> The problem
In the data below, find each line containing the string "GIARIZZOLE" and return it.
════
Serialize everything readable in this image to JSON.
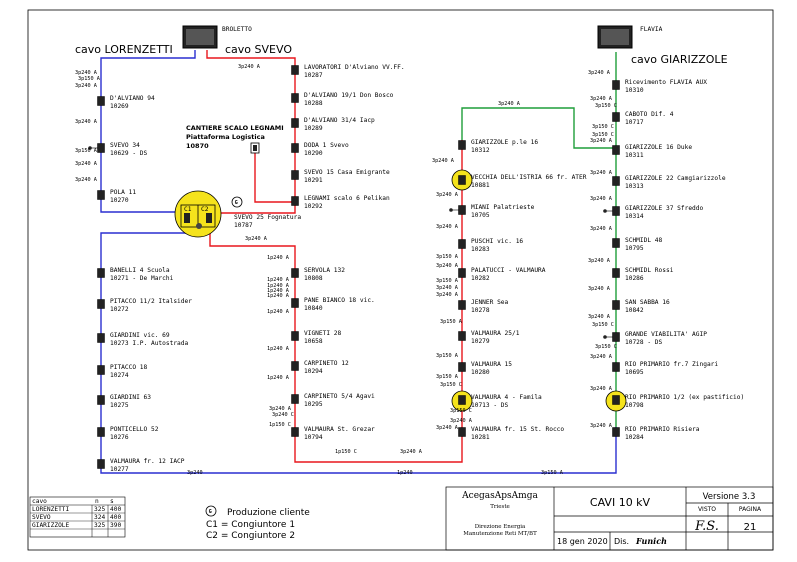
{
  "colors": {
    "red": "#e8171d",
    "blue": "#2a2fd0",
    "green": "#1f9e3a",
    "yellow": "#f5e31c"
  },
  "sources": [
    {
      "label": "BROLETTO"
    },
    {
      "label": "FLAVIA"
    }
  ],
  "cables": [
    "cavo LORENZETTI",
    "cavo SVEVO",
    "cavo GIARIZZOLE"
  ],
  "blue_left": [
    {
      "name": "D'ALVIANO 94",
      "code": "10269"
    },
    {
      "name": "SVEVO 34",
      "code": "10629 - DS"
    },
    {
      "name": "POLA 11",
      "code": "10270"
    }
  ],
  "red_upper": [
    {
      "name": "LAVORATORI D'Alviano VV.FF.",
      "code": "10287"
    },
    {
      "name": "D'ALVIANO 19/1 Don Bosco",
      "code": "10288"
    },
    {
      "name": "D'ALVIANO 31/4 Iacp",
      "code": "10289"
    },
    {
      "name": "DODA 1 Svevo",
      "code": "10290"
    },
    {
      "name": "SVEVO 15 Casa Emigrante",
      "code": "10291"
    },
    {
      "name": "LEGNAMI scalo 6 Pelikan",
      "code": "10292"
    }
  ],
  "cantiere": {
    "line1": "CANTIERE SCALO LEGNAMI",
    "line2": "Piattaforma Logistica",
    "line3": "10870"
  },
  "svevo25": {
    "name": "SVEVO 25 Fognatura",
    "code": "10787",
    "c1": "C1",
    "c2": "C2",
    "g": "G"
  },
  "blue_lower": [
    {
      "name": "BANELLI 4  Scuola",
      "code": "10271 -   De Marchi"
    },
    {
      "name": "PITACCO 11/2 Italsider",
      "code": "10272"
    },
    {
      "name": "GIARDINI vic. 69",
      "code": "10273    I.P. Autostrada"
    },
    {
      "name": "PITACCO 18",
      "code": "10274"
    },
    {
      "name": "GIARDINI 63",
      "code": "10275"
    },
    {
      "name": "PONTICELLO 52",
      "code": "10276"
    },
    {
      "name": "VALMAURA fr. 12 IACP",
      "code": "10277"
    }
  ],
  "red_lower": [
    {
      "name": "SERVOLA 132",
      "code": "10808"
    },
    {
      "name": "PANE BIANCO 18 vic.",
      "code": "10840"
    },
    {
      "name": "VIGNETI 28",
      "code": "10658"
    },
    {
      "name": "CARPINETO 12",
      "code": "10294"
    },
    {
      "name": "CARPINETO 5/4  Agavi",
      "code": "10295"
    },
    {
      "name": "VALMAURA  St. Grezar",
      "code": "10794"
    }
  ],
  "middle": [
    {
      "name": "GIARIZZOLE p.le 16",
      "code": "10312"
    },
    {
      "name": "VECCHIA DELL'ISTRIA 66 fr. ATER",
      "code": "10881"
    },
    {
      "name": "MIANI Palatrieste",
      "code": "10705"
    },
    {
      "name": "PUSCHI vic. 16",
      "code": "10283"
    },
    {
      "name": "PALATUCCI - VALMAURA",
      "code": "10282"
    },
    {
      "name": "JENNER Sea",
      "code": "10278"
    },
    {
      "name": "VALMAURA 25/1",
      "code": "10279"
    },
    {
      "name": "VALMAURA 15",
      "code": "10280"
    },
    {
      "name": "VALMAURA 4 -  Famila",
      "code": "10713 - DS"
    },
    {
      "name": "VALMAURA fr. 15 St. Rocco",
      "code": "10281"
    }
  ],
  "right": [
    {
      "name": "Ricevimento FLAVIA AUX",
      "code": "10310"
    },
    {
      "name": "CABOTO Dif. 4",
      "code": "10717"
    },
    {
      "name": "GIARIZZOLE  16 Duke",
      "code": "10311"
    },
    {
      "name": "GIARIZZOLE 22 Camgiarizzole",
      "code": "10313"
    },
    {
      "name": "GIARIZZOLE   37 Sfreddo",
      "code": "10314"
    },
    {
      "name": "SCHMIDL 48",
      "code": "10795"
    },
    {
      "name": "SCHMIDL Rossi",
      "code": "10286"
    },
    {
      "name": "SAN SABBA 16",
      "code": "10842"
    },
    {
      "name": "GRANDE VIABILITA' AGIP",
      "code": "10728 - DS"
    },
    {
      "name": "RIO PRIMARIO fr.7 Zingari",
      "code": "10695"
    },
    {
      "name": "RIO PRIMARIO 1/2 (ex pastificio)",
      "code": "10798"
    },
    {
      "name": "RIO PRIMARIO Risiera",
      "code": "10284"
    }
  ],
  "cable_specs": {
    "p240a": "3p240 A",
    "p150a": "3p150 A",
    "p150c": "3p150 C",
    "p240c": "3p240 C",
    "p150": "3p150",
    "p240": "3p240",
    "onep240": "1p240 A",
    "onep150c": "1p150 C",
    "onep240c": "1p240 C",
    "onep150a": "1p150 A",
    "onep240plain": "1p240"
  },
  "legend": {
    "head": {
      "name": "cavo",
      "n": "n",
      "s": "s"
    },
    "rows": [
      {
        "name": "LORENZETTI",
        "n": "325",
        "s": "400"
      },
      {
        "name": "SVEVO",
        "n": "324",
        "s": "400"
      },
      {
        "name": "GIARIZZOLE",
        "n": "325",
        "s": "390"
      }
    ],
    "g": "G",
    "g_text": "Produzione cliente",
    "c1_text": "C1  =  Congiuntore 1",
    "c2_text": "C2  =  Congiuntore 2"
  },
  "titleblock": {
    "company": "AcegasApsAmga",
    "city": "Trieste",
    "dept1": "Direzione Energia",
    "dept2": "Manutenzione Reti MT/BT",
    "title": "CAVI  10 kV",
    "date": "18 gen 2020",
    "dis_label": "Dis.",
    "dis_sig": "Funich",
    "version": "Versione 3.3",
    "visto_label": "VISTO",
    "visto_sig": "F.S.",
    "pagina_label": "PAGINA",
    "pagina": "21"
  }
}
════
> Expected answer
    "cavo GIARIZZOLE"
      "name": "GIARIZZOLE p.le 16",
      "name": "GIARIZZOLE  16 Duke",
      "name": "GIARIZZOLE 22 Camgiarizzole",
      "name": "GIARIZZOLE   37 Sfreddo",
        "name": "GIARIZZOLE",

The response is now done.